[Work to complete]
Quote the listing in full, exactly as given, minus any pictures.

[Dataset items]
————————
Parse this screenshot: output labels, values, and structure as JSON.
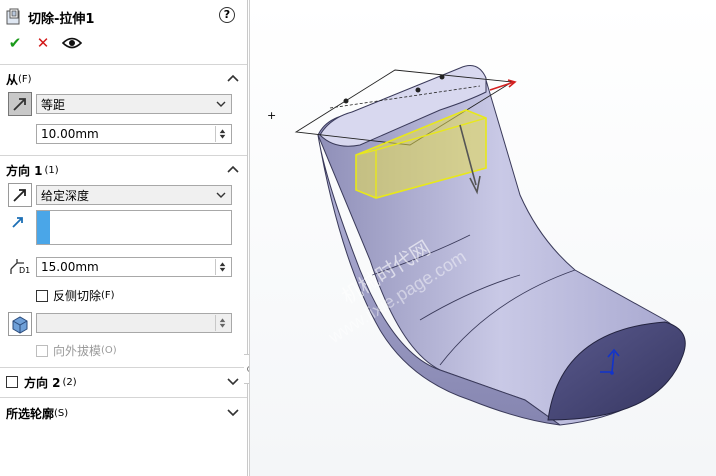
{
  "feature": {
    "title": "切除-拉伸1",
    "help_icon": "help-icon",
    "help_label": "?"
  },
  "actions": {
    "ok_icon": "checkmark-icon",
    "ok_label": "✔",
    "cancel_icon": "x-icon",
    "cancel_label": "✕",
    "preview_icon": "eye-icon"
  },
  "from_section": {
    "label": "从",
    "shortcut": "(F)",
    "start_condition": "等距",
    "offset_value": "10.00mm"
  },
  "direction1": {
    "label": "方向 1",
    "shortcut": "(1)",
    "end_condition": "给定深度",
    "depth_value": "15.00mm",
    "depth_icon_label": "D1",
    "flip_side_label": "反侧切除",
    "flip_side_shortcut": "(F)",
    "flip_side_checked": false,
    "draft_value": "",
    "draft_outward_label": "向外拔模",
    "draft_outward_shortcut": "(O)",
    "draft_outward_checked": false
  },
  "direction2": {
    "label": "方向 2",
    "shortcut": "(2)",
    "checked": false
  },
  "selected_contours": {
    "label": "所选轮廓",
    "shortcut": "(S)"
  },
  "viewport": {
    "watermark_cn": "机械时代网",
    "watermark_en": "www.jixie.page.com"
  }
}
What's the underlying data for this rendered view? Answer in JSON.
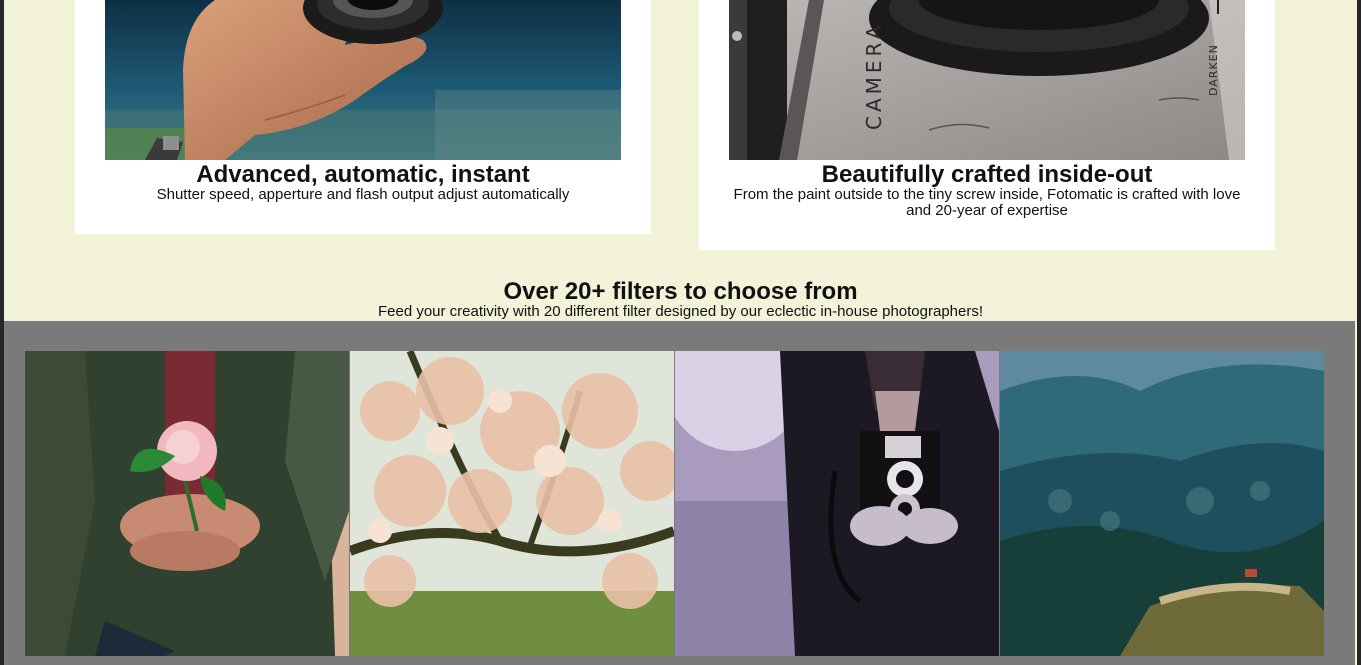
{
  "features": [
    {
      "title": "Advanced, automatic, instant",
      "description": "Shutter speed, apperture and flash output adjust automatically",
      "image_icon": "hand-holding-lens-photo"
    },
    {
      "title": "Beautifully crafted inside-out",
      "description": "From the paint outside to the tiny screw inside, Fotomatic is crafted with love and 20-year of expertise",
      "image_icon": "camera-closeup-photo",
      "image_text": {
        "camera": "CAMERA",
        "darken": "DARKEN"
      }
    }
  ],
  "filters_section": {
    "title": "Over 20+ filters to choose from",
    "subtitle": "Feed your creativity with 20 different filter designed by our eclectic in-house photographers!"
  },
  "gallery": [
    {
      "image_icon": "person-holding-flower-photo"
    },
    {
      "image_icon": "blossom-tree-photo"
    },
    {
      "image_icon": "man-with-vintage-camera-photo"
    },
    {
      "image_icon": "mountain-landscape-photo"
    }
  ],
  "colors": {
    "page_background": "#f3f3d9",
    "card_background": "#ffffff",
    "gallery_background": "#7a7a7a",
    "frame": "#262626"
  }
}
————————
[Full output]
Parse this screenshot: output labels, values, and structure as JSON.
{
  "feature": {
    "title": "切除-拉伸1",
    "help_icon": "help-icon",
    "help_label": "?"
  },
  "actions": {
    "ok_icon": "checkmark-icon",
    "ok_label": "✔",
    "cancel_icon": "x-icon",
    "cancel_label": "✕",
    "preview_icon": "eye-icon"
  },
  "from_section": {
    "label": "从",
    "shortcut": "(F)",
    "start_condition": "等距",
    "offset_value": "10.00mm"
  },
  "direction1": {
    "label": "方向 1",
    "shortcut": "(1)",
    "end_condition": "给定深度",
    "depth_value": "15.00mm",
    "depth_icon_label": "D1",
    "flip_side_label": "反侧切除",
    "flip_side_shortcut": "(F)",
    "flip_side_checked": false,
    "draft_value": "",
    "draft_outward_label": "向外拔模",
    "draft_outward_shortcut": "(O)",
    "draft_outward_checked": false
  },
  "direction2": {
    "label": "方向 2",
    "shortcut": "(2)",
    "checked": false
  },
  "selected_contours": {
    "label": "所选轮廓",
    "shortcut": "(S)"
  },
  "viewport": {
    "watermark_cn": "机械时代网",
    "watermark_en": "www.jixie.page.com"
  }
}
What's the underlying data for this rendered view? Answer in JSON.
{
  "features": [
    {
      "title": "Advanced, automatic, instant",
      "description": "Shutter speed, apperture and flash output adjust automatically",
      "image_icon": "hand-holding-lens-photo"
    },
    {
      "title": "Beautifully crafted inside-out",
      "description": "From the paint outside to the tiny screw inside, Fotomatic is crafted with love and 20-year of expertise",
      "image_icon": "camera-closeup-photo",
      "image_text": {
        "camera": "CAMERA",
        "darken": "DARKEN"
      }
    }
  ],
  "filters_section": {
    "title": "Over 20+ filters to choose from",
    "subtitle": "Feed your creativity with 20 different filter designed by our eclectic in-house photographers!"
  },
  "gallery": [
    {
      "image_icon": "person-holding-flower-photo"
    },
    {
      "image_icon": "blossom-tree-photo"
    },
    {
      "image_icon": "man-with-vintage-camera-photo"
    },
    {
      "image_icon": "mountain-landscape-photo"
    }
  ],
  "colors": {
    "page_background": "#f3f3d9",
    "card_background": "#ffffff",
    "gallery_background": "#7a7a7a",
    "frame": "#262626"
  }
}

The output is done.